**Objective:**
Your task is to output the data exactly as it stands.

BEGIN

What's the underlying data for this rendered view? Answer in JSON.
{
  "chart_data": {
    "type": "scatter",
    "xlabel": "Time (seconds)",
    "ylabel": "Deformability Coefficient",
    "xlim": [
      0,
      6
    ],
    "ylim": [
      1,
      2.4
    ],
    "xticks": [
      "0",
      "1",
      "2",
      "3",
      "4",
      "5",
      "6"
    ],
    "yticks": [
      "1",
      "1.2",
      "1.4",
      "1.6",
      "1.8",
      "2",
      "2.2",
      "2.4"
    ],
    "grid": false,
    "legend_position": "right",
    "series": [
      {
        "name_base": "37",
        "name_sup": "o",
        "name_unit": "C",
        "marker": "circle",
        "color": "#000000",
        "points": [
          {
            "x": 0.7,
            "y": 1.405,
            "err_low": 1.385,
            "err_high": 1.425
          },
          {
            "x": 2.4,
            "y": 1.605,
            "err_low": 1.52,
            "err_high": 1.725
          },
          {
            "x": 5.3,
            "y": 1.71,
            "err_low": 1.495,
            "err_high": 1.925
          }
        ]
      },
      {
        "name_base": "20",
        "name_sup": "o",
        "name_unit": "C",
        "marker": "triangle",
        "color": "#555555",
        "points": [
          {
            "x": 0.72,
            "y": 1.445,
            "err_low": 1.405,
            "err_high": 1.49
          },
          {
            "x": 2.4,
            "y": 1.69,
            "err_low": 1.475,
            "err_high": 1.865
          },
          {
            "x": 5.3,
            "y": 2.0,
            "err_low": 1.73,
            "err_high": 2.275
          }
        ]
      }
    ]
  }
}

END

**Output of the exercise:**
What's the underlying data for this rendered view? Answer in JSON.
{
  "chart_data": {
    "type": "scatter",
    "xlabel": "Time (seconds)",
    "ylabel": "Deformability Coefficient",
    "xlim": [
      0,
      6
    ],
    "ylim": [
      1,
      2.4
    ],
    "xticks": [
      "0",
      "1",
      "2",
      "3",
      "4",
      "5",
      "6"
    ],
    "yticks": [
      "1",
      "1.2",
      "1.4",
      "1.6",
      "1.8",
      "2",
      "2.2",
      "2.4"
    ],
    "grid": false,
    "legend_position": "right",
    "series": [
      {
        "name_base": "37",
        "name_sup": "o",
        "name_unit": "C",
        "marker": "circle",
        "color": "#000000",
        "points": [
          {
            "x": 0.7,
            "y": 1.405,
            "err_low": 1.385,
            "err_high": 1.425
          },
          {
            "x": 2.4,
            "y": 1.605,
            "err_low": 1.52,
            "err_high": 1.725
          },
          {
            "x": 5.3,
            "y": 1.71,
            "err_low": 1.495,
            "err_high": 1.925
          }
        ]
      },
      {
        "name_base": "20",
        "name_sup": "o",
        "name_unit": "C",
        "marker": "triangle",
        "color": "#555555",
        "points": [
          {
            "x": 0.72,
            "y": 1.445,
            "err_low": 1.405,
            "err_high": 1.49
          },
          {
            "x": 2.4,
            "y": 1.69,
            "err_low": 1.475,
            "err_high": 1.865
          },
          {
            "x": 5.3,
            "y": 2.0,
            "err_low": 1.73,
            "err_high": 2.275
          }
        ]
      }
    ]
  }
}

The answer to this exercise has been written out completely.